## [Extract]

++++++++++++++++++++

Transient vs permanent AI error classification

Context and Problem Statement

generate-content retries AI generation and falls back to a commit-derived description when generation fails. Not all failures are worth retrying or hiding behind a generic fallback: a 401 Unauthorized means the API key is wrong — retrying wastes time and the fallback silently masks a configuration problem the user needs to fix.

Before this decision, all AI failures were treated uniformly: they either triggered retries or the fallback path, and none surfaced directly as user-visible configuration errors.

Considered Options

Treat all AI failures as transient — Simple. Every failure retries and falls back. User never sees an auth error directly; they get a commit-derived description with no indication of why AI generation failed.
Treat all AI failures as permanent — Conservative. Every failure surfaces as an error. Safe for auth errors but breaks the fallback path for network blips and rate limits.
Classify by HTTP status or error reason — Inspect the failure type and route accordingly: permanent failures surface as AutoPrConfigError; transient failures continue to the fallback.

Decision Outcome

Chosen option: classify by HTTP status or error reason, via isTransientAiError in src/auto-pr/errors.ts.

Classification rules

Error type	Condition	Classification
`AiProviderError`	status 401 or 403	Permanent — bad credentials or auth config
`AiProviderError`	status null, 429, 5xx, or other 4xx	Transient — network, rate limit, server error
`AiError` (Effect AI)	reason `AuthenticationError`	Permanent — invalid API key
`AiError` (Effect AI)	any other reason (including `InvalidRequestError`)	Transient
`DescriptionParseError`	—	Transient — schema decode failure; retry may succeed with a different model output
Anything else	—	Transient — unknown errors default to transient

InvalidRequestError (HTTP 400) is classified as transient even though it is technically a client error. Local llama.cpp servers can return 400 for model-limitation reasons (e.g. context overflow on a specific prompt) that may not reproduce on retry or that the fallback path handles fine. Treating it as permanent would break the fallback for local model users.

Consequences

Good: Auth errors surface immediately as AutoPrConfigError, naming the problem. Users don’t see a commit-derived description and wonder why AI generation silently failed.
Good: Transient errors (network, rate limit, server errors) continue to the existing retry-then-fallback path — no regression for those cases.
Good: isTransientAiError is a pure function and is straightforwardly tested.
Neutral: The classification logic has to be kept in sync with new AiError reason types as Effect AI evolves. The default-to-transient fallback (return true at the end) is intentionally conservative.

References

Implementation: src/auto-pr/errors.ts (isTransientAiError), src/workflow/auto-pr-generate-content.ts (catchTags for AiError)
Related: ADR 0007 (AI provider abstraction), ADR 0011 (DiffToolkit and GitContext)

++++++++++++++++++++

## [Written request 1]
Say whether each statement agrees with the decision record, answering yes or no and quoting the exact words of the record that decide it: (a) An `AiProviderError` with status 401 is classified as permanent. (b) `InvalidRequestError` (HTTP 400) is classified as permanent. (c) Errors of an unknown type default to permanent.
The decision record and the rows come from separate, unrelated sources.

++++++++++++++++++++

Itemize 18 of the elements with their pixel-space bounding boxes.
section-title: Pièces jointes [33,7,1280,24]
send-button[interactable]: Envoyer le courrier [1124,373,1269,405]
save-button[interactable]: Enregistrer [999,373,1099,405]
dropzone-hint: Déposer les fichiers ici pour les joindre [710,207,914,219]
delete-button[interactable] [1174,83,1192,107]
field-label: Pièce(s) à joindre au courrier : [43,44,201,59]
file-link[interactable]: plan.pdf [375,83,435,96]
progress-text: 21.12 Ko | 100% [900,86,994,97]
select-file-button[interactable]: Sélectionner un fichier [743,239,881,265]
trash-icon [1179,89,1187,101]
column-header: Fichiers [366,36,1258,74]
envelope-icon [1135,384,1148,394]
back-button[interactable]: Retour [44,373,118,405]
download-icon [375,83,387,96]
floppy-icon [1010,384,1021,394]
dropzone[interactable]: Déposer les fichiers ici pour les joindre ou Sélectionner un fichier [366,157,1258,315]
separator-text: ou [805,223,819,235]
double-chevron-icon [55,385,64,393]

++++++++++++++++++++

## [Written request 2]
Please duplicate the rows exactly, starting at the first line of the rows and ending at the line that contains "dropzone[interactable]: Déposer les", with both ends included.

## [Full answer 1]
(a) Yes: "`AiProviderError`	status 401 or 403	Permanent — bad credentials or auth config"
(b) No: "InvalidRequestError (HTTP 400) is classified as transient even though it is technically a client error."
(c) No: "Transient — unknown errors default to transient"

## [Full answer 2]
Itemize 18 of the elements with their pixel-space bounding boxes.
section-title: Pièces jointes [33,7,1280,24]
send-button[interactable]: Envoyer le courrier [1124,373,1269,405]
save-button[interactable]: Enregistrer [999,373,1099,405]
dropzone-hint: Déposer les fichiers ici pour les joindre [710,207,914,219]
delete-button[interactable] [1174,83,1192,107]
field-label: Pièce(s) à joindre au courrier : [43,44,201,59]
file-link[interactable]: plan.pdf [375,83,435,96]
progress-text: 21.12 Ko | 100% [900,86,994,97]
select-file-button[interactable]: Sélectionner un fichier [743,239,881,265]
trash-icon [1179,89,1187,101]
column-header: Fichiers [366,36,1258,74]
envelope-icon [1135,384,1148,394]
back-button[interactable]: Retour [44,373,118,405]
download-icon [375,83,387,96]
floppy-icon [1010,384,1021,394]
dropzone[interactable]: Déposer les fichiers ici pour les joindre ou Sélectionner un fichier [366,157,1258,315]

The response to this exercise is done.